* AIM
Locate each line below that includes "Helpers" and reproduce it.

[Stored data entries]
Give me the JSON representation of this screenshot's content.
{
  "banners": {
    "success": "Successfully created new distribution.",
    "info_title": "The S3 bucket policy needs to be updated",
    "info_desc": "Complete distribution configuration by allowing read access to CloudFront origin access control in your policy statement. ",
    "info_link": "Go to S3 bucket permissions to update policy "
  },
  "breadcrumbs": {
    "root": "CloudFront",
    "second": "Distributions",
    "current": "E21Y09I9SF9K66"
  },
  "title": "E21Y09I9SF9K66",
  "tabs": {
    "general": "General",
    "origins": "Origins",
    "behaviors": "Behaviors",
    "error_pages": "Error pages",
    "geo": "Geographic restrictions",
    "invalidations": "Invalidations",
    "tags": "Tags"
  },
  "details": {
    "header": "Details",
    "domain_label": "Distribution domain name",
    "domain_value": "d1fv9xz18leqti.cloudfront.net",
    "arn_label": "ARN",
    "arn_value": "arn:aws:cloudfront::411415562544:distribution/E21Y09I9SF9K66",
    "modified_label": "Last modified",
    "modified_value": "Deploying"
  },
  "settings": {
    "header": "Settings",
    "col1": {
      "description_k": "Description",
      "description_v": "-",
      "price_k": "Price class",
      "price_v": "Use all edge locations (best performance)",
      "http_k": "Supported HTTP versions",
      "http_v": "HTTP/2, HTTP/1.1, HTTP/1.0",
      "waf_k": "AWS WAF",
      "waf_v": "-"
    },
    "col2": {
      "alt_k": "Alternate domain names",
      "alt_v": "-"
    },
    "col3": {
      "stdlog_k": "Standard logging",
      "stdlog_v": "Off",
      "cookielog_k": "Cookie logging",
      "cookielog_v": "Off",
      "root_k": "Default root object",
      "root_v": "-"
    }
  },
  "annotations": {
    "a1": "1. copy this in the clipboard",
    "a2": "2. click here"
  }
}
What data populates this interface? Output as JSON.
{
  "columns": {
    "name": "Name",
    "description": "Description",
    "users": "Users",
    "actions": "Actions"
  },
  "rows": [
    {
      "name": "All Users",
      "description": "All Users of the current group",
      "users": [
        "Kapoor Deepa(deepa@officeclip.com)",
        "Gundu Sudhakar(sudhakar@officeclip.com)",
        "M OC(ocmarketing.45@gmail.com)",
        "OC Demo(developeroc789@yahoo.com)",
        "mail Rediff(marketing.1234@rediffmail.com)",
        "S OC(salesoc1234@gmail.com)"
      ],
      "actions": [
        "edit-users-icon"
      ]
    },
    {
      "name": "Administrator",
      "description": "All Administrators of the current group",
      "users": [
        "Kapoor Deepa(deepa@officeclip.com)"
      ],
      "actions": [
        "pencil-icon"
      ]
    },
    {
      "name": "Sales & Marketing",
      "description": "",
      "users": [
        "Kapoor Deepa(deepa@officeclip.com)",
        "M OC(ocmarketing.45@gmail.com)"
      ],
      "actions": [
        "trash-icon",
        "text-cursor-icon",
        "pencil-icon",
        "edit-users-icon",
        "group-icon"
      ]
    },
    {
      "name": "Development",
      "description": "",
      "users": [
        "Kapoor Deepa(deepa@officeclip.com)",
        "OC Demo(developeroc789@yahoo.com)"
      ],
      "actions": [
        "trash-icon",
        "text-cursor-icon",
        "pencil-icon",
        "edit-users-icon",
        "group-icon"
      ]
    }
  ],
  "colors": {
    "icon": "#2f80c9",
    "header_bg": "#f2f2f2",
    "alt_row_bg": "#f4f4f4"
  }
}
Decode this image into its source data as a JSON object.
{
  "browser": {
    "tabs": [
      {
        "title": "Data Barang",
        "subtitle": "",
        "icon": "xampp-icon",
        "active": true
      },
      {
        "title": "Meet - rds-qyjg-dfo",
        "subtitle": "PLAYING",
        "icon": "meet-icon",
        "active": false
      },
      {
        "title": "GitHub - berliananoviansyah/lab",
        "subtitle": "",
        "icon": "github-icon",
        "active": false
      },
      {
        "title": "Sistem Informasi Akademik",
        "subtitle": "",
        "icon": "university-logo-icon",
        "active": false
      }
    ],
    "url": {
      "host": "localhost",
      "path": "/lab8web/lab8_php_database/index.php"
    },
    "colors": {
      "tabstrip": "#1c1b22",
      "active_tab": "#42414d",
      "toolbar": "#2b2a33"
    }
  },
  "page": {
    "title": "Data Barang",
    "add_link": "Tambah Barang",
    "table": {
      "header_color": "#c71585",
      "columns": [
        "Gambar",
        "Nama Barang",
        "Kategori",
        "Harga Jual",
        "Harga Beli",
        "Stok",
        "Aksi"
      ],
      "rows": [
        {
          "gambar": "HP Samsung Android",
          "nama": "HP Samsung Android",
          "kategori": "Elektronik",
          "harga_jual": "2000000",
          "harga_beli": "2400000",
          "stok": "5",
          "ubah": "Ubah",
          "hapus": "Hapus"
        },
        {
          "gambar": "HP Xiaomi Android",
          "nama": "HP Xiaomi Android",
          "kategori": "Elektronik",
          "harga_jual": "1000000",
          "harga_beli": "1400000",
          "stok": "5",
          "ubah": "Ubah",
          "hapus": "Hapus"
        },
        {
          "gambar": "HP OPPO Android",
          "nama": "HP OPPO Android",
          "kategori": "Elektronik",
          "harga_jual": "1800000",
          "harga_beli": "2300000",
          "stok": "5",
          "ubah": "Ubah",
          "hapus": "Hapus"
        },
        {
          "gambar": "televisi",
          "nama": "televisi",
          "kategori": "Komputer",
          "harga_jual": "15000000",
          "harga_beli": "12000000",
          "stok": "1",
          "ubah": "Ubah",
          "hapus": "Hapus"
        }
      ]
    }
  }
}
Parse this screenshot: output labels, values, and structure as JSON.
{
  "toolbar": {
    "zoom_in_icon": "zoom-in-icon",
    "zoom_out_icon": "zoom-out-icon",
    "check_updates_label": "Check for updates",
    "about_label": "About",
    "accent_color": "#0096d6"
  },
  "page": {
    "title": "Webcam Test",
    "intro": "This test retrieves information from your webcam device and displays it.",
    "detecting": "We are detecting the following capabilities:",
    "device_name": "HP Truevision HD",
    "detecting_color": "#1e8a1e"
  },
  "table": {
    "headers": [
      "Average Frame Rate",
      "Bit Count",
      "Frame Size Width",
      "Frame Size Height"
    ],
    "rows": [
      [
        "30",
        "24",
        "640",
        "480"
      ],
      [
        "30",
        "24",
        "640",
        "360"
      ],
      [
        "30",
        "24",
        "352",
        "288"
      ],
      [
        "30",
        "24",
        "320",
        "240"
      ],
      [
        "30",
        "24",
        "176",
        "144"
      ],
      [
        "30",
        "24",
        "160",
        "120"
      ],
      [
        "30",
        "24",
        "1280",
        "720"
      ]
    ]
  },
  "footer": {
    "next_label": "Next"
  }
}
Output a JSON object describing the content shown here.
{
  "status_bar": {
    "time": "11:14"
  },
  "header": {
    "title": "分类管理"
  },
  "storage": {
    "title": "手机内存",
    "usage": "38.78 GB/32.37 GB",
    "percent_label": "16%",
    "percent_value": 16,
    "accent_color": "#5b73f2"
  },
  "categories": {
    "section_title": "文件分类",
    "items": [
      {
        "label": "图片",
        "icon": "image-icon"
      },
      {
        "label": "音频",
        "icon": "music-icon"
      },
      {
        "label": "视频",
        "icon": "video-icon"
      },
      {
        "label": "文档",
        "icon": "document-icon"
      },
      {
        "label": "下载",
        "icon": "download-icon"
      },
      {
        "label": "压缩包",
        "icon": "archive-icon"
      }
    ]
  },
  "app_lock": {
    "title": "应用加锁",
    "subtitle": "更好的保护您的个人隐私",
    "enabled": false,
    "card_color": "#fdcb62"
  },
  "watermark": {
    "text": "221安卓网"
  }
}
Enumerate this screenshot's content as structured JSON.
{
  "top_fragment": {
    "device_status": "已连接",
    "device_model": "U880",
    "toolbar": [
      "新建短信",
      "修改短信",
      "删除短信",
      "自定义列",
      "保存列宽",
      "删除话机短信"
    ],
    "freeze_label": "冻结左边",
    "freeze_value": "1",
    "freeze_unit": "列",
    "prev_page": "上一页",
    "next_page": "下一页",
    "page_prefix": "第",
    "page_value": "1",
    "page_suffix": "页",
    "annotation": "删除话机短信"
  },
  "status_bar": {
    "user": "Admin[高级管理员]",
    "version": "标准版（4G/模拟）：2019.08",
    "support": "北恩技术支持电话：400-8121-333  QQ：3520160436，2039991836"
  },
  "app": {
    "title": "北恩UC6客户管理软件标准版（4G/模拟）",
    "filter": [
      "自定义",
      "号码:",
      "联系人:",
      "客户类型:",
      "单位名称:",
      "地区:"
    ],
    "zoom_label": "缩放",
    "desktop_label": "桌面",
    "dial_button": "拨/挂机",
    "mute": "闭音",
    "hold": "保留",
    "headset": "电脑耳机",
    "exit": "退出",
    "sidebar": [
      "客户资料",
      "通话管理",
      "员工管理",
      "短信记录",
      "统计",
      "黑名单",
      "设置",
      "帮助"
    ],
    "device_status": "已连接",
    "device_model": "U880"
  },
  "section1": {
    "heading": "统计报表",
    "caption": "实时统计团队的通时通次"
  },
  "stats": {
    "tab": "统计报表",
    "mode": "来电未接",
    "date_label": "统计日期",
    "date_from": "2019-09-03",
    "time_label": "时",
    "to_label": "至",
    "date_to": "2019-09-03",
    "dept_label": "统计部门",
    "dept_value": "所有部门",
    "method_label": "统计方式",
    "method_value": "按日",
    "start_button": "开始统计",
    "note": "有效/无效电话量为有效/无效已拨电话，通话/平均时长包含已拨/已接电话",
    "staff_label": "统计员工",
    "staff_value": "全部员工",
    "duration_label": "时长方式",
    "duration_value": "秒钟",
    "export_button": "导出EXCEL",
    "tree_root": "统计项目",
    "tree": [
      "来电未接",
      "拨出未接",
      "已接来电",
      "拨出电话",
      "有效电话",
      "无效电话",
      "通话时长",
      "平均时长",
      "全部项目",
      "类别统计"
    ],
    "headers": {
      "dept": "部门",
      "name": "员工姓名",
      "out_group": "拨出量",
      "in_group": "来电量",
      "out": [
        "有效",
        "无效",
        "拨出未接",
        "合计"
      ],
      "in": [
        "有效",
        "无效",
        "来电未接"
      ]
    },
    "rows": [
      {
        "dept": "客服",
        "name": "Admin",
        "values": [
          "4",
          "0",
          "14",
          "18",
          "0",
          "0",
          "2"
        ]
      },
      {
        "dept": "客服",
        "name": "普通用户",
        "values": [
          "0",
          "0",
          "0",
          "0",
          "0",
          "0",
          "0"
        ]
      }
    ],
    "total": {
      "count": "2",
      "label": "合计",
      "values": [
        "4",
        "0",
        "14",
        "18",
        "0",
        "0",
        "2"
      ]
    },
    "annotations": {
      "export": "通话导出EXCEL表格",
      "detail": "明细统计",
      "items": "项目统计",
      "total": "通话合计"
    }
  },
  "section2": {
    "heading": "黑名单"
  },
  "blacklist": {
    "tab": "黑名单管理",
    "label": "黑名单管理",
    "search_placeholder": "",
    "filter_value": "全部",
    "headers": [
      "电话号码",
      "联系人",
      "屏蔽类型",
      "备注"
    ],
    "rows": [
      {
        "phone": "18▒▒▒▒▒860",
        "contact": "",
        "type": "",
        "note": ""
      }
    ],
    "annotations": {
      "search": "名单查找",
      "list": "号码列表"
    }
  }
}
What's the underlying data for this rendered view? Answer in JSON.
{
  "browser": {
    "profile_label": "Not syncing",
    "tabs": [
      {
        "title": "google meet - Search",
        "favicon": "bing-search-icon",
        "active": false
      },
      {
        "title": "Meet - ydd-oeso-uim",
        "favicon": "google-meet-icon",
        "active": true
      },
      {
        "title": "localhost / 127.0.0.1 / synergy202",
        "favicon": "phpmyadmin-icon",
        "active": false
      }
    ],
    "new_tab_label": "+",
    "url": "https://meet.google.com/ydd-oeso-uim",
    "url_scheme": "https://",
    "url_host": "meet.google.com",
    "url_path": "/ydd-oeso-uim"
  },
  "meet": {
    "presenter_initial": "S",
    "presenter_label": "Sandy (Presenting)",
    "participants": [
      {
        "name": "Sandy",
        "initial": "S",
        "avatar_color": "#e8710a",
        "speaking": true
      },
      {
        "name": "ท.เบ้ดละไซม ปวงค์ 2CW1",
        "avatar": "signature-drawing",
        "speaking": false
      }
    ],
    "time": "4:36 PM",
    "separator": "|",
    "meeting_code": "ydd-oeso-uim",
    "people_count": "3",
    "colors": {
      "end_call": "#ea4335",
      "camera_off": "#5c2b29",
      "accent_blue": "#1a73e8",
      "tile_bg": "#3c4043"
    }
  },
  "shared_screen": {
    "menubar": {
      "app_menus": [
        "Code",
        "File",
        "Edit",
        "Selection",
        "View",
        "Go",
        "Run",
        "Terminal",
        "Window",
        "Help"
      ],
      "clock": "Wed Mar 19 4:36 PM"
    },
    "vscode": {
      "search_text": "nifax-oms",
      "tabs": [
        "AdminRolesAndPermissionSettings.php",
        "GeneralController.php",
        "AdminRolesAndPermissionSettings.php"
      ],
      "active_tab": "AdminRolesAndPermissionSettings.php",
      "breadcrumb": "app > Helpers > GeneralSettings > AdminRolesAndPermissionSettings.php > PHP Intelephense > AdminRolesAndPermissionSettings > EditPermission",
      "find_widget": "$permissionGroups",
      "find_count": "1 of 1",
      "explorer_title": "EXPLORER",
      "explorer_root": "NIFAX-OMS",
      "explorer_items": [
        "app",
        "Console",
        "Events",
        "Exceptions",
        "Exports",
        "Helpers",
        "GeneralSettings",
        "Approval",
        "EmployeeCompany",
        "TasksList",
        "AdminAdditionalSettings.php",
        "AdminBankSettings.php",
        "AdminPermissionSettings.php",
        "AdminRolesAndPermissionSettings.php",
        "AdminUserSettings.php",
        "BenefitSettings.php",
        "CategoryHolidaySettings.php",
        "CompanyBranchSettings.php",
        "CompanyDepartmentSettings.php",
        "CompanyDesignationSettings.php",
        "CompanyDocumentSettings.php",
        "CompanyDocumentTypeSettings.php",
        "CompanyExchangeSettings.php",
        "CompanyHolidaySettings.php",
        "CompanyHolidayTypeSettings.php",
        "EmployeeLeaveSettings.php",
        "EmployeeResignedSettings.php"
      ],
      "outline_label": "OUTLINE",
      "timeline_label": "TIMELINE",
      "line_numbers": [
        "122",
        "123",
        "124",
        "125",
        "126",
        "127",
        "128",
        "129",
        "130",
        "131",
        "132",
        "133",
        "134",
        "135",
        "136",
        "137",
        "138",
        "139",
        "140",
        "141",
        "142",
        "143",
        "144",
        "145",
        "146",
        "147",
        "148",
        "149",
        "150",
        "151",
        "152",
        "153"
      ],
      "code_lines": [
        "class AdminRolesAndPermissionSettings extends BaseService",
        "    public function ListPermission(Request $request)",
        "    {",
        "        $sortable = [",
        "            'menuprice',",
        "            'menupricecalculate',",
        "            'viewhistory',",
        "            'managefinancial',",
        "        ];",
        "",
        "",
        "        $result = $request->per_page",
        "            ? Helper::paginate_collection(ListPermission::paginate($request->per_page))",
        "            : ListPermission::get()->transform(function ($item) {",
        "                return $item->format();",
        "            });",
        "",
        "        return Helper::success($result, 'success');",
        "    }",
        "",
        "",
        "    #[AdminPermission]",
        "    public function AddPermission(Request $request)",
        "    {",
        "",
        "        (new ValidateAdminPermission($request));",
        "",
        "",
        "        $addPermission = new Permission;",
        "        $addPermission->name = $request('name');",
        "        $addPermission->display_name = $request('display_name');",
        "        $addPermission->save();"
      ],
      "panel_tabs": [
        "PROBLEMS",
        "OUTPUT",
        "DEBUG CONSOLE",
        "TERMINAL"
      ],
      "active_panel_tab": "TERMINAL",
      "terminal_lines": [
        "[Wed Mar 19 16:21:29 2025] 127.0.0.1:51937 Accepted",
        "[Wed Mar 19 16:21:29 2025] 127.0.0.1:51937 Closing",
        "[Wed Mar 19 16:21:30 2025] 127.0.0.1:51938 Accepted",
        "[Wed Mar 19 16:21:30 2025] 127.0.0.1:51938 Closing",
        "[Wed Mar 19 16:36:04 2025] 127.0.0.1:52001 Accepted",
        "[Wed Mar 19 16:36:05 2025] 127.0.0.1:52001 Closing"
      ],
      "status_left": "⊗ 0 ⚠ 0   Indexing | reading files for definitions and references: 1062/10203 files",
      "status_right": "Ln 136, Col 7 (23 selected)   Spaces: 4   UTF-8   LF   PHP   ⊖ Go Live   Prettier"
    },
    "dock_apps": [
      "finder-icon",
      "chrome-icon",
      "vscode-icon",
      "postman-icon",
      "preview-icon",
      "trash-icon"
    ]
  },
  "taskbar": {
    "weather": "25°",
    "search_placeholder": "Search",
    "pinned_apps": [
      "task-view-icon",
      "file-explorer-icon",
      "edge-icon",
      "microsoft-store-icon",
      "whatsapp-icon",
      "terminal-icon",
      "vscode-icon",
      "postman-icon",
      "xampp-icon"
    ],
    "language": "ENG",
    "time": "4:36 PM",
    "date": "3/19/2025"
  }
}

* SOLVED PROBLEM
      "breadcrumb": "app > Helpers > GeneralSettings > AdminRolesAndPermissionSettings.php > PHP Intelephense > AdminRolesAndPermissionSettings > EditPermission",
        "Helpers",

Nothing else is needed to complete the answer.